# Exercise objective
In the material below, identify each line bearing the word "with". Reproduce those lines.
======== Dataset records ========
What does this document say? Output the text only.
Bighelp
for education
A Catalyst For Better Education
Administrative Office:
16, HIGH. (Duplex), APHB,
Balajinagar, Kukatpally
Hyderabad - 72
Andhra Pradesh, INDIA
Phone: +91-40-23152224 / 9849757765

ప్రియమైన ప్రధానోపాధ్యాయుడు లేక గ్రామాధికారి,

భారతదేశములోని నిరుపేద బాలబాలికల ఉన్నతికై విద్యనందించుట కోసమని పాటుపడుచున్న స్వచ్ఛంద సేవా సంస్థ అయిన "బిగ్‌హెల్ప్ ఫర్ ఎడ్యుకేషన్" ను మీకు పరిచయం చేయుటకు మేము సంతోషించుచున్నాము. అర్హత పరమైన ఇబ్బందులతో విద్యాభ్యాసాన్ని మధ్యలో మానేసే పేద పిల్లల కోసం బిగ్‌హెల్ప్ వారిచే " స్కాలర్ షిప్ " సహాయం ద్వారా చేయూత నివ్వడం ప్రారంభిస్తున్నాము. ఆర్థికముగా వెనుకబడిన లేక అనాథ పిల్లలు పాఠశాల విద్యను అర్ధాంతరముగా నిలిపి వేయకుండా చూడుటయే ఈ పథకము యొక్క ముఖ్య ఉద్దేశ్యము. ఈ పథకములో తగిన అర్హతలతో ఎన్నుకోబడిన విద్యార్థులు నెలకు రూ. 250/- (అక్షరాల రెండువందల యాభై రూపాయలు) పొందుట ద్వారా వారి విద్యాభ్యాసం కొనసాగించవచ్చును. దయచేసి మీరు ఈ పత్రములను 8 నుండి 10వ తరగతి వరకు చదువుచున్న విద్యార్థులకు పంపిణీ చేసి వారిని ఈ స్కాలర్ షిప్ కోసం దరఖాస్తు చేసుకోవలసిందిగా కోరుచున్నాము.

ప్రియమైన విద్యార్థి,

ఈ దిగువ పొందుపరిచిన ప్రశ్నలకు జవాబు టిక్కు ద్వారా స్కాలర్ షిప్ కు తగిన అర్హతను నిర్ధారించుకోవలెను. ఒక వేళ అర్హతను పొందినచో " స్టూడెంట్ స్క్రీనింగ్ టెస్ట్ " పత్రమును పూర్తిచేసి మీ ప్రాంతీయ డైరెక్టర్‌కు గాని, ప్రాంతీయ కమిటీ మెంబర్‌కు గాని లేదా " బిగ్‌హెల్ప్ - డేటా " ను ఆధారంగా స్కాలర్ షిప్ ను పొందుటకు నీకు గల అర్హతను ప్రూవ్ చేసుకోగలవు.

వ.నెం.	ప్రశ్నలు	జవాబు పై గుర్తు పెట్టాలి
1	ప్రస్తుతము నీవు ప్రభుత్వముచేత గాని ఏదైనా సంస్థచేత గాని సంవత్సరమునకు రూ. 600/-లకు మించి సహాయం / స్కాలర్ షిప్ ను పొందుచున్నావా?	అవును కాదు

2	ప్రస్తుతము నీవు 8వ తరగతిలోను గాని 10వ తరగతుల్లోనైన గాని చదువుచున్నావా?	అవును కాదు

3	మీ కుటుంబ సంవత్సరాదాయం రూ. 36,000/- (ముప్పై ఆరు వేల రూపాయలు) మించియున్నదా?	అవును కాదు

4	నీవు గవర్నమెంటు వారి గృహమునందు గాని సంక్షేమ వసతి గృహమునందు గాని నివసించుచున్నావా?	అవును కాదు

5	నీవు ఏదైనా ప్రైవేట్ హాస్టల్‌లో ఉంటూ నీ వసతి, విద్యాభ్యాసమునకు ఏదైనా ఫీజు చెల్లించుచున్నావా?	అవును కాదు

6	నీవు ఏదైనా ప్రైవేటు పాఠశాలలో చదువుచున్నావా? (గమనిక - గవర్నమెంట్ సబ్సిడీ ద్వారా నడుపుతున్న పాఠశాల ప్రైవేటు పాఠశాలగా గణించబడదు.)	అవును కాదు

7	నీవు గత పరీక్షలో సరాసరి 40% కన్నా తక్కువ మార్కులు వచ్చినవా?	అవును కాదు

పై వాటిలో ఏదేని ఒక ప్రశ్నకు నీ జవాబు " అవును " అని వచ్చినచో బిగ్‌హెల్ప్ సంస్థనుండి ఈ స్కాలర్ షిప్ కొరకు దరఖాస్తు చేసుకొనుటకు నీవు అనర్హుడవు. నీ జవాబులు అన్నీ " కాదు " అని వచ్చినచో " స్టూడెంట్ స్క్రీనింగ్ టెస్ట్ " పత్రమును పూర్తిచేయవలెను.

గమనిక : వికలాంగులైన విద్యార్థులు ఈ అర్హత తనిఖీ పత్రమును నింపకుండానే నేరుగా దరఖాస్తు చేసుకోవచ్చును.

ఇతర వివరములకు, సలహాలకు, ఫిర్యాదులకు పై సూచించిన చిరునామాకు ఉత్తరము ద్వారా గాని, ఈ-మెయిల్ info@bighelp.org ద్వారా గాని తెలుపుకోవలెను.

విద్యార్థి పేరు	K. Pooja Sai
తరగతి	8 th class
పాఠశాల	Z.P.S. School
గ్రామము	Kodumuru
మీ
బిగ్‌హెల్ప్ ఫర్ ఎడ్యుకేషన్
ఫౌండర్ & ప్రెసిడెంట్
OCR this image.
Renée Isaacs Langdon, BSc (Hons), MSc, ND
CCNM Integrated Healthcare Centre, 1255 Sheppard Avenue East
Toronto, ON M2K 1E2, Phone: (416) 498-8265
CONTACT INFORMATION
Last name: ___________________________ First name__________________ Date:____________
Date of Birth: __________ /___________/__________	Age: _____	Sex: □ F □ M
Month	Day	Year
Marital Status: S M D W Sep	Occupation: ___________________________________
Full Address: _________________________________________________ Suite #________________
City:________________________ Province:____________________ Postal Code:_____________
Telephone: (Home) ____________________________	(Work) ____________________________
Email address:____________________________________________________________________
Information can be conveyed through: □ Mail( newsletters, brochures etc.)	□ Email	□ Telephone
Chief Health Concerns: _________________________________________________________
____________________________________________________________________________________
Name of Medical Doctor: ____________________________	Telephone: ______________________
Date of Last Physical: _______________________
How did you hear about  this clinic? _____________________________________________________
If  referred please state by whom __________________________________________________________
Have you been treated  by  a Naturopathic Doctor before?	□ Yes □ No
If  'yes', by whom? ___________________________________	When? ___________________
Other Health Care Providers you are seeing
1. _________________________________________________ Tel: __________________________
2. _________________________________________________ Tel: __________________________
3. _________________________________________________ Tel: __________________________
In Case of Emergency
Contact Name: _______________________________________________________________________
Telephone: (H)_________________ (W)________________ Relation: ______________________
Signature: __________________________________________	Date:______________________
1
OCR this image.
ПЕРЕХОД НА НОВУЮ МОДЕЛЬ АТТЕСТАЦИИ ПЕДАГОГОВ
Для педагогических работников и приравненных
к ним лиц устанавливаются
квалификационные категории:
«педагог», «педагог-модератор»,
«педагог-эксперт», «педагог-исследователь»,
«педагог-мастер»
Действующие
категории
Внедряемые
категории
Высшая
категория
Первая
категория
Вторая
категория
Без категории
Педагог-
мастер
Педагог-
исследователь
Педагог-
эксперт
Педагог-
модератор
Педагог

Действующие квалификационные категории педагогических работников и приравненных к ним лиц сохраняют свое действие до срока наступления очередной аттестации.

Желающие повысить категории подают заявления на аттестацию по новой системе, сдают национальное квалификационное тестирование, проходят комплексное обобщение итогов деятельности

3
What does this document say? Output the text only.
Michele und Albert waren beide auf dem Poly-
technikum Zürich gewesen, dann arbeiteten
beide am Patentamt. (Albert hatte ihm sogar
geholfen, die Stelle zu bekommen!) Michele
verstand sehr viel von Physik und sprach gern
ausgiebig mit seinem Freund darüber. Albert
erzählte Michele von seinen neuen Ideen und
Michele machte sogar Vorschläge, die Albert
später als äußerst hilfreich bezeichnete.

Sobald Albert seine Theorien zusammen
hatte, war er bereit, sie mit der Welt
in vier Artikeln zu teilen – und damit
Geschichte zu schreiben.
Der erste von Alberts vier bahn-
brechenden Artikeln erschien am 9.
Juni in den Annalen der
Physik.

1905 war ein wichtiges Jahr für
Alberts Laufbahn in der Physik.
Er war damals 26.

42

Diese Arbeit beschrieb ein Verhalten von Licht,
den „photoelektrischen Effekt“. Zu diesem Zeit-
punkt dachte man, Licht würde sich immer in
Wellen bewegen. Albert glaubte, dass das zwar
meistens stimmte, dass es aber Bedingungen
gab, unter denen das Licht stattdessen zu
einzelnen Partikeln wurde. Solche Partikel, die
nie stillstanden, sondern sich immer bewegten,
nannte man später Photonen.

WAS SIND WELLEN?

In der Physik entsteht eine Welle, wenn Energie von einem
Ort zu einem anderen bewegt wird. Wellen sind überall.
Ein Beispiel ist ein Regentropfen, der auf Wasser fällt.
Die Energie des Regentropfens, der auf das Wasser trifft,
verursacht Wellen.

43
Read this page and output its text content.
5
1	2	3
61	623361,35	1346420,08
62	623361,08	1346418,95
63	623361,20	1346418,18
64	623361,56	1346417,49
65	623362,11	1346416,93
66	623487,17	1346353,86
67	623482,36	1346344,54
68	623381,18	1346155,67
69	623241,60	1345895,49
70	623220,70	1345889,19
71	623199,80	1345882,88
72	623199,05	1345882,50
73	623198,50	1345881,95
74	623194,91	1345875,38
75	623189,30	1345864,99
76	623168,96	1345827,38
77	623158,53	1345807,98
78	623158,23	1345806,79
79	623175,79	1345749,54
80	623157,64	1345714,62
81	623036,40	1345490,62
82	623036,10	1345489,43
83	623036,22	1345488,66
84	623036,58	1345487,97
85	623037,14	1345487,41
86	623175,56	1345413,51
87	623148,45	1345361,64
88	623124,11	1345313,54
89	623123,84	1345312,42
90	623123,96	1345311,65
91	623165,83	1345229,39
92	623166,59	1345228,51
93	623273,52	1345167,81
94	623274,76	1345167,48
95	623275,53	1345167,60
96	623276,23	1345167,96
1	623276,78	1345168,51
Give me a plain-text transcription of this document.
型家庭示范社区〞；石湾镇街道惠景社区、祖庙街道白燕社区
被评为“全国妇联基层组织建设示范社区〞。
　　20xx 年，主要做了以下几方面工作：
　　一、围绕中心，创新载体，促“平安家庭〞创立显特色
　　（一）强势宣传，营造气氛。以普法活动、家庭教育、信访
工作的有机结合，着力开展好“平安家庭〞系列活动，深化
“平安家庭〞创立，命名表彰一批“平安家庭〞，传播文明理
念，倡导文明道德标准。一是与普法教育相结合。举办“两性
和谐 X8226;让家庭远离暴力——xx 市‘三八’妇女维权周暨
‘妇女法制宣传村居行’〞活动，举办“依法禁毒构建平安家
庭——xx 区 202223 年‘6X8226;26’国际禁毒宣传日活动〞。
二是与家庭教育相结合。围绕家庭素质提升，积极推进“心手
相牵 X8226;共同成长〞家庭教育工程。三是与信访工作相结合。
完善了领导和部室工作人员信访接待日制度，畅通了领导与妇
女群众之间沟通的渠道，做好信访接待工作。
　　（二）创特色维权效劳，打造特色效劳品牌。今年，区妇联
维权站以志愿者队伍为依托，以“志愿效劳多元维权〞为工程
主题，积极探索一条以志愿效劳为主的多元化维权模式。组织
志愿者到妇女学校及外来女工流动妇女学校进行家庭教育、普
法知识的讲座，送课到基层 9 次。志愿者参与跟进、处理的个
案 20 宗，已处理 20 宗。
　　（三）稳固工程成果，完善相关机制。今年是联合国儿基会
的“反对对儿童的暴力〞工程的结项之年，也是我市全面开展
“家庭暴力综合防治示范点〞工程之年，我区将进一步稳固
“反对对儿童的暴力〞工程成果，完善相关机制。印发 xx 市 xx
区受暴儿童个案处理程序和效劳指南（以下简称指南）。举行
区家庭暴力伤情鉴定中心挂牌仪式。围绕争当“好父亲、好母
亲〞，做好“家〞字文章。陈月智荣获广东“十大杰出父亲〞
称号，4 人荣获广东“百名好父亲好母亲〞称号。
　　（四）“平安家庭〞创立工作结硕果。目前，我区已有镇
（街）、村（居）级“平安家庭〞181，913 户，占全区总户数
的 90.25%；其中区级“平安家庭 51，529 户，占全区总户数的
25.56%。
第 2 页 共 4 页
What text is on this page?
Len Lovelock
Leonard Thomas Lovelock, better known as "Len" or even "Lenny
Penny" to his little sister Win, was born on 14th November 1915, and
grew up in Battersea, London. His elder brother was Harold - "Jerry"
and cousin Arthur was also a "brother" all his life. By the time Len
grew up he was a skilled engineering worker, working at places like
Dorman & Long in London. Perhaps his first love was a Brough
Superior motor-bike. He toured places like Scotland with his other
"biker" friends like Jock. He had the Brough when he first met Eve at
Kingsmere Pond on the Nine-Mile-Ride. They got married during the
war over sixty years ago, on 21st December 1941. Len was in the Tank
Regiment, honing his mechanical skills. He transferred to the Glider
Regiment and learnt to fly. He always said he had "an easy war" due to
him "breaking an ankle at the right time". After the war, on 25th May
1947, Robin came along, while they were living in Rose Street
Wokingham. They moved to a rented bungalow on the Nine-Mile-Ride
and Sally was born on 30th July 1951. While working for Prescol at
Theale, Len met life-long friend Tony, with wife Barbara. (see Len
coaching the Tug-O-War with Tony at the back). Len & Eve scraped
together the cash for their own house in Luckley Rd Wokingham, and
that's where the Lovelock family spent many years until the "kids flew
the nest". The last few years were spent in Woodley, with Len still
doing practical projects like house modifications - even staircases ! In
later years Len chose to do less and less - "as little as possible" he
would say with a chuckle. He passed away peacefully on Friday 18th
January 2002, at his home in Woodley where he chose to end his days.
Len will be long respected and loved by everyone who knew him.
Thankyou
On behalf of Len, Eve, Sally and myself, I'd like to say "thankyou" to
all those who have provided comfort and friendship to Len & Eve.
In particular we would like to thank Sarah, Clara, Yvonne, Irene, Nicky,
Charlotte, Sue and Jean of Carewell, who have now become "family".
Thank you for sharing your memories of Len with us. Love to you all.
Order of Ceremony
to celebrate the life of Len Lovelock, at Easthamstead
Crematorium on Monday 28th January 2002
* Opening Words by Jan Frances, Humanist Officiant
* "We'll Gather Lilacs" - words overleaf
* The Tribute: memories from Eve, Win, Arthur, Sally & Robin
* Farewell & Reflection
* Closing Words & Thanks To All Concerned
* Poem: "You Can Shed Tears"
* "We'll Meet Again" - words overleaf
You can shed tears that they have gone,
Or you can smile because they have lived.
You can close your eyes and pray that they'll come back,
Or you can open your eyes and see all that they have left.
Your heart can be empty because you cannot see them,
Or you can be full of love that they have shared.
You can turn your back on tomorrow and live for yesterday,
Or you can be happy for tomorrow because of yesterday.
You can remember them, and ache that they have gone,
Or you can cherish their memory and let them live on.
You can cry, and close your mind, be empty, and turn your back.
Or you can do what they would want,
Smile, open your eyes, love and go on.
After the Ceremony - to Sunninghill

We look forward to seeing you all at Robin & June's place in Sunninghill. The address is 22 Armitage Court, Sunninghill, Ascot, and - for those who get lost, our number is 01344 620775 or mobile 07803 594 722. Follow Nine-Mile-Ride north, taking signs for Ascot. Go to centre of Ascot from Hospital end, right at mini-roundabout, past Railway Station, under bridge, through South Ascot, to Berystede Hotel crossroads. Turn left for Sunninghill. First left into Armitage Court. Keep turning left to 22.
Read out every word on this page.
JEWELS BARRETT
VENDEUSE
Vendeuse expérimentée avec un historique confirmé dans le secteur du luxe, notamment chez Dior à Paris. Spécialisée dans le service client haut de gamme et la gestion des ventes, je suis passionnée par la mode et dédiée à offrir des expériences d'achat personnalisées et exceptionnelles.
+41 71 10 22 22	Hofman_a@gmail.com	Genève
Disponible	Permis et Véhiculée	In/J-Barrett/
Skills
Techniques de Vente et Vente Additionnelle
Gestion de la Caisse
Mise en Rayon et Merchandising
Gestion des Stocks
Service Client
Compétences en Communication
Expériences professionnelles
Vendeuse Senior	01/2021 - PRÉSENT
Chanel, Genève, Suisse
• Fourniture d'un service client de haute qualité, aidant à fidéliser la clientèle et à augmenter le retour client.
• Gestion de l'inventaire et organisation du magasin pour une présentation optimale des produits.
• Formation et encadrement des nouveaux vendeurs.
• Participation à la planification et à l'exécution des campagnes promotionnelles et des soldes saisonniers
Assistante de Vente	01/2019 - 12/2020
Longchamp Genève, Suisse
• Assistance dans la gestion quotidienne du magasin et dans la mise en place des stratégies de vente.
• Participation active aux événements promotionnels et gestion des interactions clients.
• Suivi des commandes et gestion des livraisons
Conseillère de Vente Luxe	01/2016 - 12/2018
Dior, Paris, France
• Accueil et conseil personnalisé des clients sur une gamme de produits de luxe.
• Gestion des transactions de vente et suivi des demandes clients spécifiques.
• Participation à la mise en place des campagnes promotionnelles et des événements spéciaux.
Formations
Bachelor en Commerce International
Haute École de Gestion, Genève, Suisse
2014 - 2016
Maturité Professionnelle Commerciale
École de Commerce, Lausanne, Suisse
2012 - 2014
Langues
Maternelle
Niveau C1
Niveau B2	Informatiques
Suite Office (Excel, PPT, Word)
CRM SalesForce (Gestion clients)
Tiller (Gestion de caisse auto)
========
# Solution to the exercise
Superior motor-bike. He toured places like Scotland with his other
Theale, Len met life-long friend Tony, with wife Barbara. (see Len
coaching the Tug-O-War with Tony at the back). Len & Eve scraped
the nest". The last few years were spent in Woodley, with Len still
would say with a chuckle. He passed away peacefully on Friday 18th
Thank you for sharing your memories of Len with us. Love to you all.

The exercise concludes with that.